TAREA A REALIZAR: Reproduce al pie de la letra el fragmento del texto sobre Edilberto Cedeño que comienza con "Luego de su" y continúa hasta "crítico y grave.".

TEXTO PROPORCIONADO:
= = = =

- Detalles
Palma Soriano.- Los días finales del mes de marzo serían turbulentos para los miembros del hogar de Edilberto Cedeño Fernández, un joven de tan solo 36 años de edad. Procedente del extranjero fue positivo al nuevo coronavirus y de inmediato asistió al cuerpo de urgencia por una tos seca persistente y de ahí remitido al hospital militar “Doctor Joaquín Castillo Duany” en Santiago de Cuba.
Desde que llegó a la institución hospitalaria dice Edilberto que lo atendió un equipo multidisciplinario el que le explicó las características de la enfermedad, las medidas sanitarias a aplicar y los equipos en caso de cualquier complicación.
Su organismo, en este período no mostró graves consecuencias y cuando le dijeron los médicos que podría fallecer como resultado de la Covid-19, “al principio no me asusté”, comenta él para agregar que: “yo sabía que la enfermedad mata". Países como Italia y España tenían una situación muy desfavorable, pero siempre se enfocó en que a pesar de todo se iba a recuperar pese que él es asmático crónico.
Luego de su recuperación, Edilberto no lo pensó dos veces para donar plasma porque es hiper-inmune para compartir en aras de combatir la enfermedad. Hasta el momento ya ha realizado cuatro donaciones, le corresponde una pausa para seguir.

Este joven salva vidas: puede ser un niño, un joven, un adolescente o una persona de la tercera edad. Tiene un concepto muy bien definido “yo hubiese podido recibir plasma hiper-inmune de otra persona, por qué entonces no donar el mío”.
Edilberto Cedeño es el único de los seis casos positivos al nuevo coronavirus que donó plasma hiper-inmune para pacientes en estado crítico y grave.

= = = =

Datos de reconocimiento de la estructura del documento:
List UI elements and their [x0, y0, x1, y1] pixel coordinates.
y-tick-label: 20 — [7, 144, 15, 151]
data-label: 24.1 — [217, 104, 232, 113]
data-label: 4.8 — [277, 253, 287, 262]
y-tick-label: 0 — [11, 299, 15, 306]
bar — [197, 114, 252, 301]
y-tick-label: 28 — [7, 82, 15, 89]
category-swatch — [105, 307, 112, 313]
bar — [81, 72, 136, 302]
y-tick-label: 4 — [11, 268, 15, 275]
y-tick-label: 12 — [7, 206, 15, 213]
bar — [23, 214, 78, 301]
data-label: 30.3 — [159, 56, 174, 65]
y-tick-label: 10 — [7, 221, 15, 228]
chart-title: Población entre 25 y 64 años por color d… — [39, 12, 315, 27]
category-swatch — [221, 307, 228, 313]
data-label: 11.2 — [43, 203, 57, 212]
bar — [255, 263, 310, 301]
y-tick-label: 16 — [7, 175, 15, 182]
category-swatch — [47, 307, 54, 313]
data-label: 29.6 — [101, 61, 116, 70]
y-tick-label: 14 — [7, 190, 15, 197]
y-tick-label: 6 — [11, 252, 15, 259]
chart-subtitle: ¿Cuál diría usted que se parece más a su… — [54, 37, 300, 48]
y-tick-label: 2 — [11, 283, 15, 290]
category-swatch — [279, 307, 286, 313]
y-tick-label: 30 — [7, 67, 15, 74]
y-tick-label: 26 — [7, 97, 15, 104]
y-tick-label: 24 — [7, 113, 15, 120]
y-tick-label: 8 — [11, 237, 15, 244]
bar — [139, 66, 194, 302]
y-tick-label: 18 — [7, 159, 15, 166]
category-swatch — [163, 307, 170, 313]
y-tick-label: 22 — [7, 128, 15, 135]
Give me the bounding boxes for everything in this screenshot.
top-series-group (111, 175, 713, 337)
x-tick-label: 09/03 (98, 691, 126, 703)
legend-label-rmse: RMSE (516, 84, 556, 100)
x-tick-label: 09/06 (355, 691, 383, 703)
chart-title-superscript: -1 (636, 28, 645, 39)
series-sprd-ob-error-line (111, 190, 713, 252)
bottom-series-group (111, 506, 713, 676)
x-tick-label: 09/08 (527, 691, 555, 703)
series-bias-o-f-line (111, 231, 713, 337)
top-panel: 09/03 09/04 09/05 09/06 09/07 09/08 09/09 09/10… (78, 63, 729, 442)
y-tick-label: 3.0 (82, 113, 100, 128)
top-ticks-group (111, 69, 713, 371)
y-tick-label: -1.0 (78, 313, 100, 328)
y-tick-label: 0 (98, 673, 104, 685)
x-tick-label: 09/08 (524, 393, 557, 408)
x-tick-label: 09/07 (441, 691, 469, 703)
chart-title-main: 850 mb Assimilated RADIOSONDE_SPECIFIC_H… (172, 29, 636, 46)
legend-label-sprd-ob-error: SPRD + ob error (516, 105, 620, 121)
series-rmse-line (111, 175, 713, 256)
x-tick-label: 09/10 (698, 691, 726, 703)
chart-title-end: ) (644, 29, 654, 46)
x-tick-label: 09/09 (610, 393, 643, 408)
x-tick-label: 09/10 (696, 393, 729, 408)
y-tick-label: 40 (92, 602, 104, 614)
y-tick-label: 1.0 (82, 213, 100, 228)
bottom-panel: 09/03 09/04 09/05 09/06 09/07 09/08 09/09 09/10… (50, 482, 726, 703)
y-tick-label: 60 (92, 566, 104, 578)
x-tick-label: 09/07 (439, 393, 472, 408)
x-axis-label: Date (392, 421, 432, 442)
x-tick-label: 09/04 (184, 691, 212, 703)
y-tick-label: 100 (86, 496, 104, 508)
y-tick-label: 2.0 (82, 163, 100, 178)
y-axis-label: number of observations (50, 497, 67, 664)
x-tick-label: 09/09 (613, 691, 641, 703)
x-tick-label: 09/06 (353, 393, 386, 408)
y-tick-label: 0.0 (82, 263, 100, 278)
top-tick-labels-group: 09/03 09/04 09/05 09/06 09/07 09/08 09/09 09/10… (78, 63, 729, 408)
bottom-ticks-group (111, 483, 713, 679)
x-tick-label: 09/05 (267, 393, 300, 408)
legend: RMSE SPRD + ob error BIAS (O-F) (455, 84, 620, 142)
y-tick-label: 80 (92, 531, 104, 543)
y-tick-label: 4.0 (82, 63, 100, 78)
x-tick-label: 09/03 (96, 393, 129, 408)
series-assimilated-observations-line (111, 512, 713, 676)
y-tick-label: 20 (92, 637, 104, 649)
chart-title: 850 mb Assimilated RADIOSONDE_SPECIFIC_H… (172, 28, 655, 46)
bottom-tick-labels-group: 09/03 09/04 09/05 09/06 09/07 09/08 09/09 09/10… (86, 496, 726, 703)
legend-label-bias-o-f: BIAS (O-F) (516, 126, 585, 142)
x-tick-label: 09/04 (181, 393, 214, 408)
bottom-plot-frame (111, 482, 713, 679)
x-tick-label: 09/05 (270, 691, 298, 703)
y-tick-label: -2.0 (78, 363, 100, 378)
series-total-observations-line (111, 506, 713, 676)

= = = =

RESPUESTA:
Luego de su recuperación, Edilberto no lo pensó dos veces para donar plasma porque es hiper-inmune para compartir en aras de combatir la enfermedad. Hasta el momento ya ha realizado cuatro donaciones, le corresponde una pausa para seguir.

Este joven salva vidas: puede ser un niño, un joven, un adolescente o una persona de la tercera edad. Tiene un concepto muy bien definido “yo hubiese podido recibir plasma hiper-inmune de otra persona, por qué entonces no donar el mío”.
Edilberto Cedeño es el único de los seis casos positivos al nuevo coronavirus que donó plasma hiper-inmune para pacientes en estado crítico y grave.